Saved entries
══════════════════════════════

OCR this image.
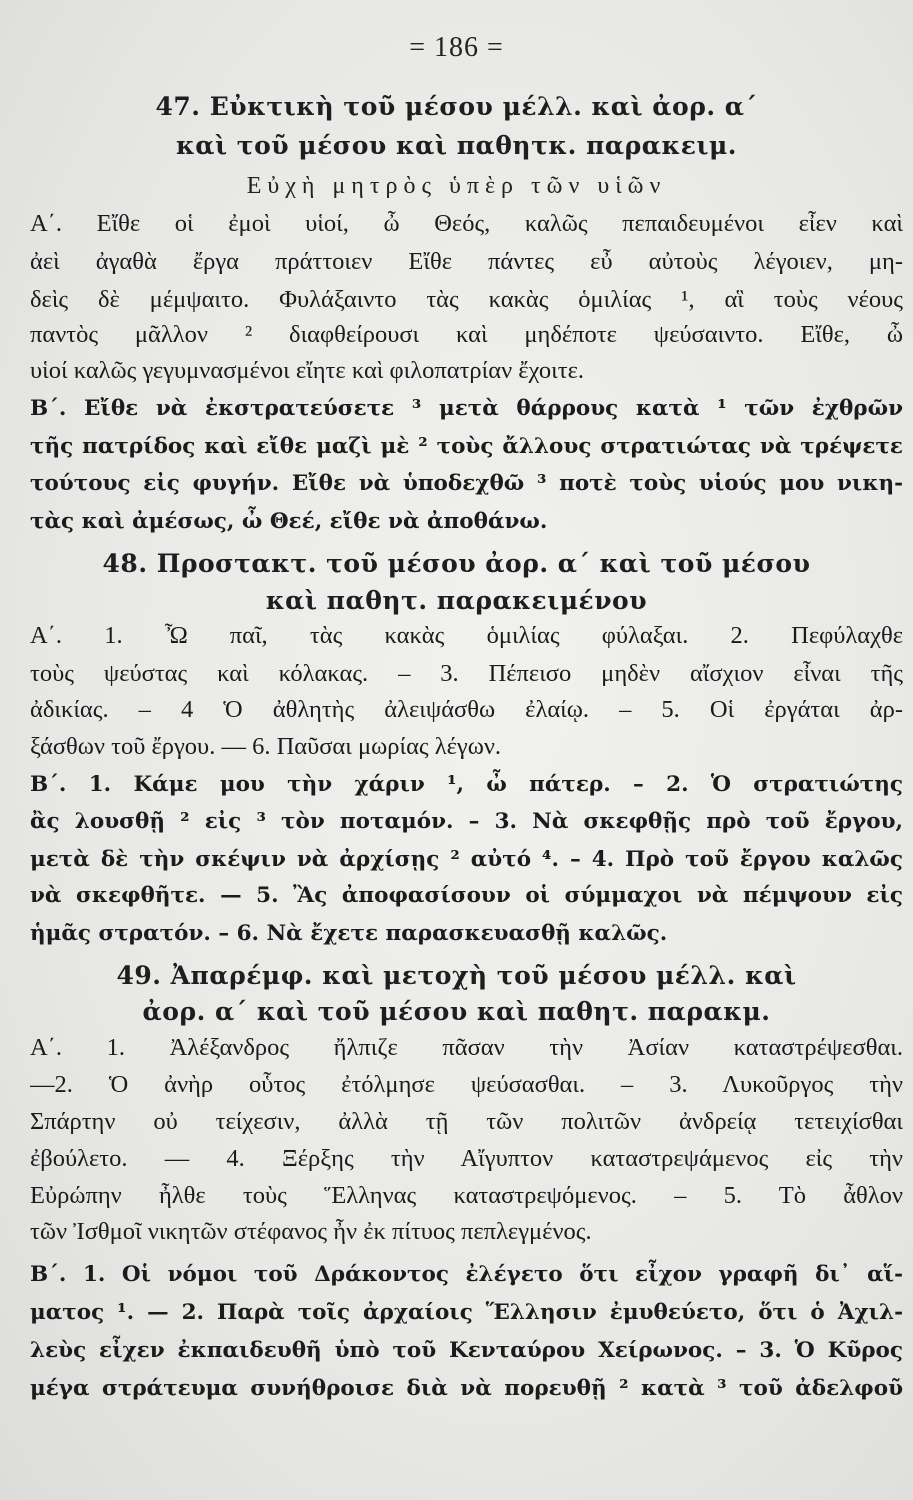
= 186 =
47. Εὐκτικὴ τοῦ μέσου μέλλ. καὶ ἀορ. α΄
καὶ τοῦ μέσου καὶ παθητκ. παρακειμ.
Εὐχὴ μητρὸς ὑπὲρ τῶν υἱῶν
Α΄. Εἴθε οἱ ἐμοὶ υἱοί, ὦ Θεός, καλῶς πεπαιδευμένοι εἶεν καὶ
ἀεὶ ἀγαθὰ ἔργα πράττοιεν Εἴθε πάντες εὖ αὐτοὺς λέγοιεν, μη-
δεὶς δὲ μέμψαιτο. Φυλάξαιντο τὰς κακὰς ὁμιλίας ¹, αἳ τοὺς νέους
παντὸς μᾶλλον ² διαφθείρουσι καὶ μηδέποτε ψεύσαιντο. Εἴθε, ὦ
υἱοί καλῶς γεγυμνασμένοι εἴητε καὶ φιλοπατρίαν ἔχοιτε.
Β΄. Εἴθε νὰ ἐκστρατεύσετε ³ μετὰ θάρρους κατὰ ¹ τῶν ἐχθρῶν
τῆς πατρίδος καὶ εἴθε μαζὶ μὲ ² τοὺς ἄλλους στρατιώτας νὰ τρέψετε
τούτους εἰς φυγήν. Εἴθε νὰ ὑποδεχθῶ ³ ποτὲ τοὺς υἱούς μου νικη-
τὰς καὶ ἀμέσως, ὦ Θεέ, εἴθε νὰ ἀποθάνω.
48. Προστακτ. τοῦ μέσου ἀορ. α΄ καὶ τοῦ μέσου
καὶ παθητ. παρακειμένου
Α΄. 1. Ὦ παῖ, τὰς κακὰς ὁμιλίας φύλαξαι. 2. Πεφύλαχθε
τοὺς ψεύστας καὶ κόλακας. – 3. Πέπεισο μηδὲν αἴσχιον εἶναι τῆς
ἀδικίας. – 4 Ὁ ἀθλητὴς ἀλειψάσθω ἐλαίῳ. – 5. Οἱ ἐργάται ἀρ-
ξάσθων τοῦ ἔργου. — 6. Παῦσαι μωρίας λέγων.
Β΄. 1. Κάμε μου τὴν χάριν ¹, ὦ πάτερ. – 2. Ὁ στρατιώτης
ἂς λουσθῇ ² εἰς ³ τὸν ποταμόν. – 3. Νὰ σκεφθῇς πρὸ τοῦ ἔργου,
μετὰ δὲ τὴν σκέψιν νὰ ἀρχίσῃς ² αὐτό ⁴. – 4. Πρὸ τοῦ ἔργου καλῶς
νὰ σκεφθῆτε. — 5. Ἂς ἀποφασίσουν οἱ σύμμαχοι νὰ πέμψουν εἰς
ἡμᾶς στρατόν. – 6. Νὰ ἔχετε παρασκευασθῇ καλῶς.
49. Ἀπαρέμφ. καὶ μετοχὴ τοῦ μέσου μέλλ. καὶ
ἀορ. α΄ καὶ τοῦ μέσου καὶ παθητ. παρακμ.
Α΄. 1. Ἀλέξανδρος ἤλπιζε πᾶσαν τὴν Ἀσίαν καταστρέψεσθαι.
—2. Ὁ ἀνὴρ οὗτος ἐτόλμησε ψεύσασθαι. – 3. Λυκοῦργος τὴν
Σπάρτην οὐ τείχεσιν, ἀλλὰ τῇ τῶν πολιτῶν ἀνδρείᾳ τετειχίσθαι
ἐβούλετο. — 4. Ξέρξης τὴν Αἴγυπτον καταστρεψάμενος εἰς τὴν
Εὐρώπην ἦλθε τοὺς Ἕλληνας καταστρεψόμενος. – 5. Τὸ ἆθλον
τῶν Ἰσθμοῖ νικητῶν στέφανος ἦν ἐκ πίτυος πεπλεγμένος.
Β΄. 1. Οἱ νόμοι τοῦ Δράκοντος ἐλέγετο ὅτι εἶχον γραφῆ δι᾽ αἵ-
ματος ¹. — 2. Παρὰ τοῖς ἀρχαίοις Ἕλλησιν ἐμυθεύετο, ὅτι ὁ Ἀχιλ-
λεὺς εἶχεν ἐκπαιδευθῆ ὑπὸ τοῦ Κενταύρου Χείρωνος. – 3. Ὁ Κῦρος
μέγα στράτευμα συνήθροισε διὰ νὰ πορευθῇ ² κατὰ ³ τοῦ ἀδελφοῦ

══════════════════════════════

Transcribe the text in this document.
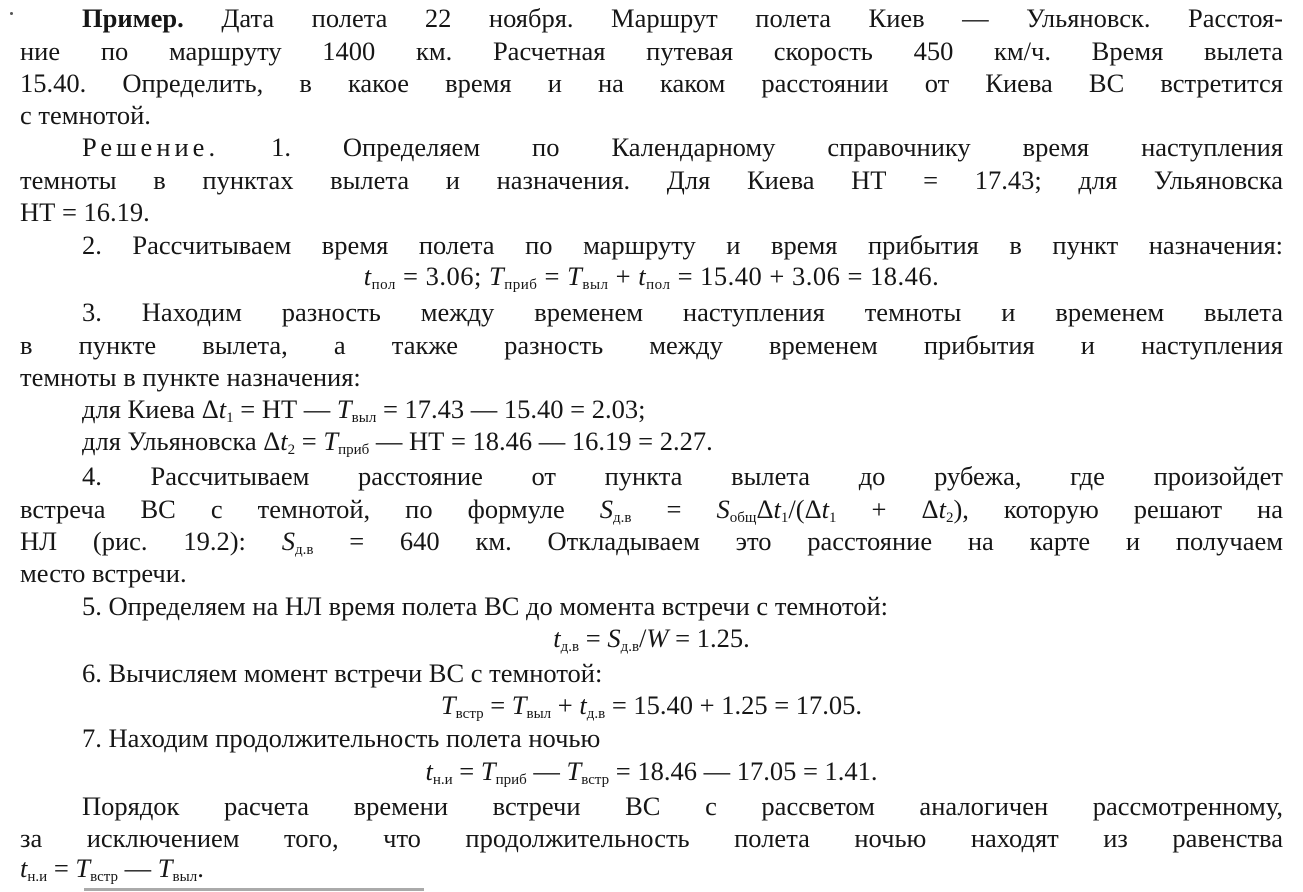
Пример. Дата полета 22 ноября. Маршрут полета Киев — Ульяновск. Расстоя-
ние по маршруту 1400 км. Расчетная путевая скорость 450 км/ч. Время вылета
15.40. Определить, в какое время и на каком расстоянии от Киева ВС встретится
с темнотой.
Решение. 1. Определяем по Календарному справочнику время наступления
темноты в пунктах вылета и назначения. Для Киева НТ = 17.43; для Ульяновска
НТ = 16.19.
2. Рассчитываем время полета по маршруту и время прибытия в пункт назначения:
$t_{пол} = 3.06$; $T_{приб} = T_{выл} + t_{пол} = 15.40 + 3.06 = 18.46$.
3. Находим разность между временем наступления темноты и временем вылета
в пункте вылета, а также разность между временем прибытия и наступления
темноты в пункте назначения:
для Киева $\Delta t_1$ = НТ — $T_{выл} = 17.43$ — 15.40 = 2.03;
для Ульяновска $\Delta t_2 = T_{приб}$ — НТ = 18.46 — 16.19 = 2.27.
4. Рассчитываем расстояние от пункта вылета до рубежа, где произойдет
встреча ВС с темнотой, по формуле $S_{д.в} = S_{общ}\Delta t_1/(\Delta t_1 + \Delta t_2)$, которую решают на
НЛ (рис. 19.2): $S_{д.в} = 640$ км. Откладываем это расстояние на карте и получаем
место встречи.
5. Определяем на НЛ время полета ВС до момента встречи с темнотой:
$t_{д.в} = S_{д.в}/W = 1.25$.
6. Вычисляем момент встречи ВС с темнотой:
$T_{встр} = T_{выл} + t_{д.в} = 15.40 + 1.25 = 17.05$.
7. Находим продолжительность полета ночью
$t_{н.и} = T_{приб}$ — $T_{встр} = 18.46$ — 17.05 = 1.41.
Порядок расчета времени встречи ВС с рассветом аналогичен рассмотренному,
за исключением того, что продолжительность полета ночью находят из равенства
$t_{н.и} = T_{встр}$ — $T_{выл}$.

══════════════════════════════

**YOUR GOAL:**
Pick every line with "наступления" in it and copy it.

**IN RESPONSE:**
Решение. 1. Определяем по Календарному справочнику время наступления
3. Находим разность между временем наступления темноты и временем вылета
в пункте вылета, а также разность между временем прибытия и наступления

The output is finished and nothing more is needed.